## What you will do
From the line that contains "Transcribe this image's" through the closing line of the entries, write out each line exactly; pictures stay out.

Start of Given data

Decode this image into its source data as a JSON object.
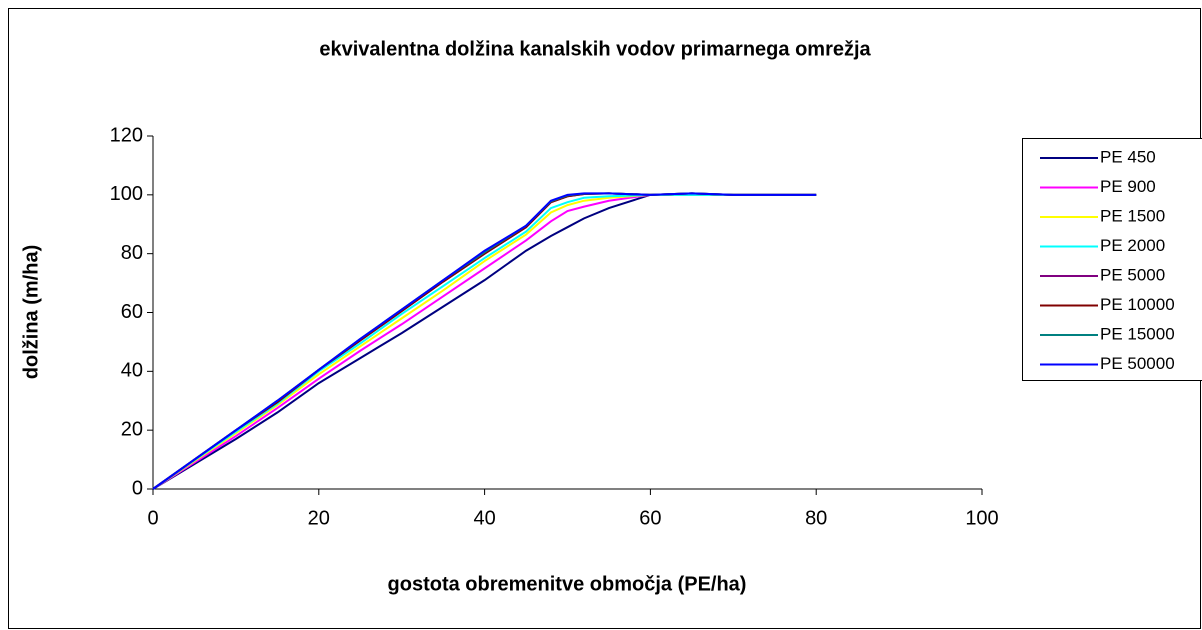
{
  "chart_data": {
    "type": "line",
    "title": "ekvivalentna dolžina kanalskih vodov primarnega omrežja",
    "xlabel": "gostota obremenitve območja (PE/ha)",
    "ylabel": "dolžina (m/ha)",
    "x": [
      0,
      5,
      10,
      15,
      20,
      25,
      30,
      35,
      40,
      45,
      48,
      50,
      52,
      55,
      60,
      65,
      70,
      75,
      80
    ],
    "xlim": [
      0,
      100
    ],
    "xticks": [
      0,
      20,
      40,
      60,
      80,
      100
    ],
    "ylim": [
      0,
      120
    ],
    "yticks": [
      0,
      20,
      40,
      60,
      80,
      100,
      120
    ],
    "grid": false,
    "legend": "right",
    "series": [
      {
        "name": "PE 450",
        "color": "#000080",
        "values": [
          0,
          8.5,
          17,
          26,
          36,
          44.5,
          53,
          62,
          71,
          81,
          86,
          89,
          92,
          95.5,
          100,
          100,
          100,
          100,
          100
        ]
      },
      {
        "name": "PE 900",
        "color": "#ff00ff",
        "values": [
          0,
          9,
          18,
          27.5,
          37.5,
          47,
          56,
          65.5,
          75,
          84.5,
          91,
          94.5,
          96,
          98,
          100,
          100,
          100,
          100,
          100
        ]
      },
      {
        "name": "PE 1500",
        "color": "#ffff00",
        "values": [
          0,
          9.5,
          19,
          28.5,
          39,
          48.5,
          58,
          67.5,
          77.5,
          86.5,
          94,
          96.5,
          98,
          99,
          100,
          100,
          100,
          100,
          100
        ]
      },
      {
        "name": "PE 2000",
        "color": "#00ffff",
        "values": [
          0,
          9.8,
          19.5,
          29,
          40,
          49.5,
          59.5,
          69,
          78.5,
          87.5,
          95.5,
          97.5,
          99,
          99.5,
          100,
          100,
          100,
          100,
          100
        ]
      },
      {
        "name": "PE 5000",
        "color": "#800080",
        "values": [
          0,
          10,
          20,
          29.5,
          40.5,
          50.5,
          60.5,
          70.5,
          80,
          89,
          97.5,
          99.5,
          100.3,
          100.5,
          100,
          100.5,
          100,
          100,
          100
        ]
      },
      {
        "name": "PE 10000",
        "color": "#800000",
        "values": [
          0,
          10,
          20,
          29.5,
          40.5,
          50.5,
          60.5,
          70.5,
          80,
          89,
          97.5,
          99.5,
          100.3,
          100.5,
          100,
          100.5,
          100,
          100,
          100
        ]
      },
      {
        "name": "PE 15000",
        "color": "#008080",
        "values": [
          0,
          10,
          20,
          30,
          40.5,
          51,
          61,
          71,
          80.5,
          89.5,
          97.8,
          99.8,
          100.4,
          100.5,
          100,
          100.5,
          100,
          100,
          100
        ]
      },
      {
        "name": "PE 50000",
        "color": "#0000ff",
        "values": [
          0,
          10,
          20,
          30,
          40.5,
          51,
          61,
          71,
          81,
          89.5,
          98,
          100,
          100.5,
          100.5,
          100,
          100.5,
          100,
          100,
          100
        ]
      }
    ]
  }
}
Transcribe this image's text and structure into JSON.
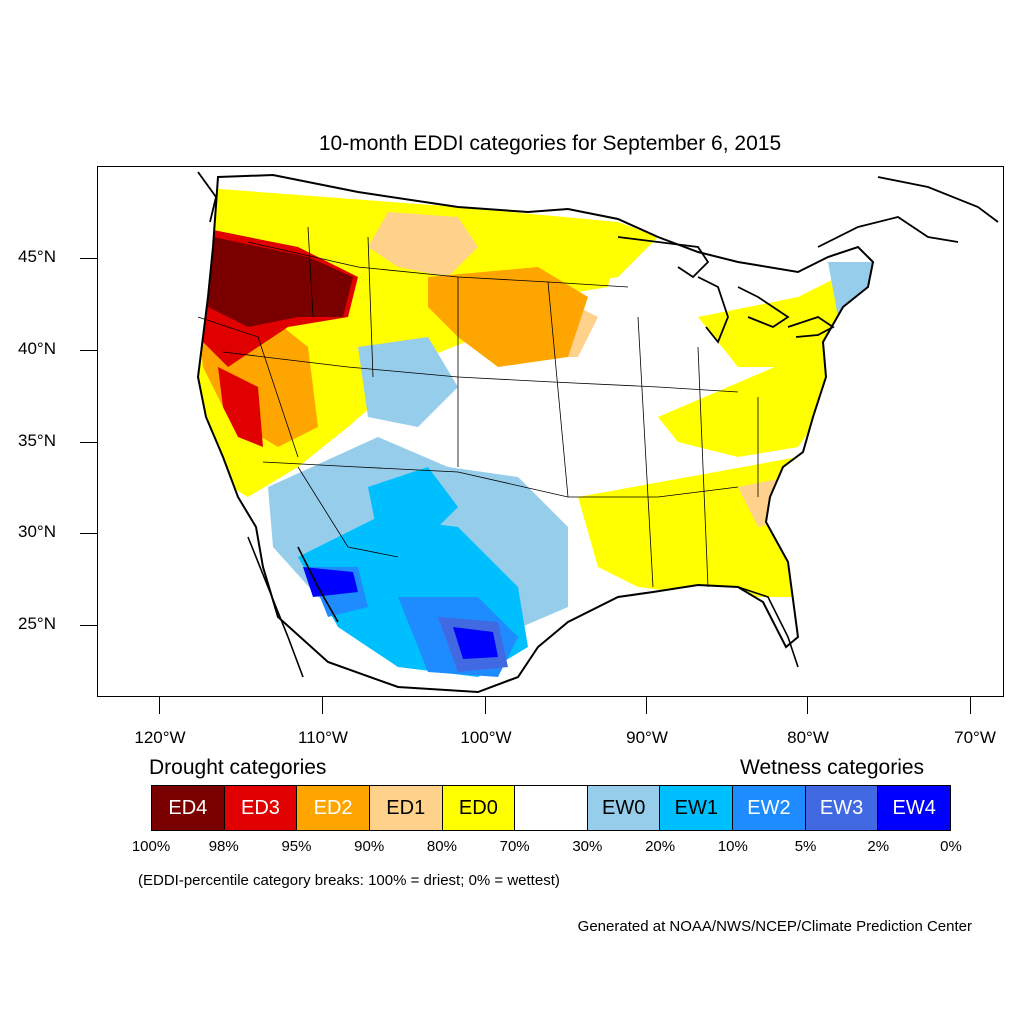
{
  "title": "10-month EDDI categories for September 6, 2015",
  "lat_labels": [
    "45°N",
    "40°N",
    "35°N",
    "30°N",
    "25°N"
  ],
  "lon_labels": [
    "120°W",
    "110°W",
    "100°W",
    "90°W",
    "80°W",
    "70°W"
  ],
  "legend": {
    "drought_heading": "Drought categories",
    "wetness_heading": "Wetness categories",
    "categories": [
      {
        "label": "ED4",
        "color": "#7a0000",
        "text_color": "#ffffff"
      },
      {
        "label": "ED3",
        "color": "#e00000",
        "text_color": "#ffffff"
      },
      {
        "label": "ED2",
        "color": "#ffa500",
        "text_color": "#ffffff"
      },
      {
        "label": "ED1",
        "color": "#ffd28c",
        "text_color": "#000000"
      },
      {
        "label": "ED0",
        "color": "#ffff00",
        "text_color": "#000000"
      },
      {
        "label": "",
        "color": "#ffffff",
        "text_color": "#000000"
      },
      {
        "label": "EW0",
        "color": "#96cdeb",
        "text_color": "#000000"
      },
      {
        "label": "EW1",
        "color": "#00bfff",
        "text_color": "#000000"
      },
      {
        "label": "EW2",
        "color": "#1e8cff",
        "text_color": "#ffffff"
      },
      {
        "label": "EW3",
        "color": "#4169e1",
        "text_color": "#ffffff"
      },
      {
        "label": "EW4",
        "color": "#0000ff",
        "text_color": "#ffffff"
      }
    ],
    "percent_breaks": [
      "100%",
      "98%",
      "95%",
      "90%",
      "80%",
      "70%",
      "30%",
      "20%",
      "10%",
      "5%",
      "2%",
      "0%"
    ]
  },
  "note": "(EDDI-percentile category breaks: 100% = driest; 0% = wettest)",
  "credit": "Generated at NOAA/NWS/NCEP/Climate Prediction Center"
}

End of Given data

## Answer to this exercise
Transcribe this image's text and structure into JSON.
{
  "title": "10-month EDDI categories for September 6, 2015",
  "lat_labels": [
    "45°N",
    "40°N",
    "35°N",
    "30°N",
    "25°N"
  ],
  "lon_labels": [
    "120°W",
    "110°W",
    "100°W",
    "90°W",
    "80°W",
    "70°W"
  ],
  "legend": {
    "drought_heading": "Drought categories",
    "wetness_heading": "Wetness categories",
    "categories": [
      {
        "label": "ED4",
        "color": "#7a0000",
        "text_color": "#ffffff"
      },
      {
        "label": "ED3",
        "color": "#e00000",
        "text_color": "#ffffff"
      },
      {
        "label": "ED2",
        "color": "#ffa500",
        "text_color": "#ffffff"
      },
      {
        "label": "ED1",
        "color": "#ffd28c",
        "text_color": "#000000"
      },
      {
        "label": "ED0",
        "color": "#ffff00",
        "text_color": "#000000"
      },
      {
        "label": "",
        "color": "#ffffff",
        "text_color": "#000000"
      },
      {
        "label": "EW0",
        "color": "#96cdeb",
        "text_color": "#000000"
      },
      {
        "label": "EW1",
        "color": "#00bfff",
        "text_color": "#000000"
      },
      {
        "label": "EW2",
        "color": "#1e8cff",
        "text_color": "#ffffff"
      },
      {
        "label": "EW3",
        "color": "#4169e1",
        "text_color": "#ffffff"
      },
      {
        "label": "EW4",
        "color": "#0000ff",
        "text_color": "#ffffff"
      }
    ],
    "percent_breaks": [
      "100%",
      "98%",
      "95%",
      "90%",
      "80%",
      "70%",
      "30%",
      "20%",
      "10%",
      "5%",
      "2%",
      "0%"
    ]
  },
  "note": "(EDDI-percentile category breaks: 100% = driest; 0% = wettest)",
  "credit": "Generated at NOAA/NWS/NCEP/Climate Prediction Center"
}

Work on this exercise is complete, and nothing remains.